Data items

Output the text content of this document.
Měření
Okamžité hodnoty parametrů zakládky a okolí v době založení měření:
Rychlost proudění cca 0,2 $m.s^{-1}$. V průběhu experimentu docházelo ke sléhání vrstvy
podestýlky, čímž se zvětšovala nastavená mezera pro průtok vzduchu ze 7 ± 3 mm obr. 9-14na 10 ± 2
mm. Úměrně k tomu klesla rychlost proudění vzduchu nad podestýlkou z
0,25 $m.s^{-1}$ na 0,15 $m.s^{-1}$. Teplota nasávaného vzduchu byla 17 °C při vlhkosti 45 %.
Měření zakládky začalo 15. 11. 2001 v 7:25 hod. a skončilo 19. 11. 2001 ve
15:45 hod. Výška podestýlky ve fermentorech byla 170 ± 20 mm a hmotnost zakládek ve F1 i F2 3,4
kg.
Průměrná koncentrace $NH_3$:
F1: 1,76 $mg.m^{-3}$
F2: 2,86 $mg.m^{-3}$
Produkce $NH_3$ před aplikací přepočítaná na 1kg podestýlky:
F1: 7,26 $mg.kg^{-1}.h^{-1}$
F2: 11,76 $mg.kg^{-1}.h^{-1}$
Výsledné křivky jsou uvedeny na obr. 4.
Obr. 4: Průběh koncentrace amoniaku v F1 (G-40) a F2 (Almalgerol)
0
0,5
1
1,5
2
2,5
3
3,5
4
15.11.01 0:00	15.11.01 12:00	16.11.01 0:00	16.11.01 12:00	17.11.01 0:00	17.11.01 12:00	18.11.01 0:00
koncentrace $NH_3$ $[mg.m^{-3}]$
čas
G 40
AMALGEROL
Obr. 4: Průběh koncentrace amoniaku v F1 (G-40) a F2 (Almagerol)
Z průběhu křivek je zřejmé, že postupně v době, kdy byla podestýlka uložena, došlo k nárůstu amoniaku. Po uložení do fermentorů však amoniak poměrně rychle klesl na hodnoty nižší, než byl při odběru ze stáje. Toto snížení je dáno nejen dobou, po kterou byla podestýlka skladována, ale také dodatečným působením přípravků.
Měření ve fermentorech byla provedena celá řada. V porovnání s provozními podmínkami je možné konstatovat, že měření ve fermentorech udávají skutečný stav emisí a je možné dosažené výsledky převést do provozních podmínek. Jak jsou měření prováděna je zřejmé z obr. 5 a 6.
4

DIRECTIVE:
Scan the material above. Copy each line that holds the word "vzduchu".

RESULT OF THIS TASK:
podestýlky, čímž se zvětšovala nastavená mezera pro průtok vzduchu ze 7 ± 3 mm obr. 9-14na 10 ± 2
mm. Úměrně k tomu klesla rychlost proudění vzduchu nad podestýlkou z
0,25 $m.s^{-1}$ na 0,15 $m.s^{-1}$. Teplota nasávaného vzduchu byla 17 °C při vlhkosti 45 %.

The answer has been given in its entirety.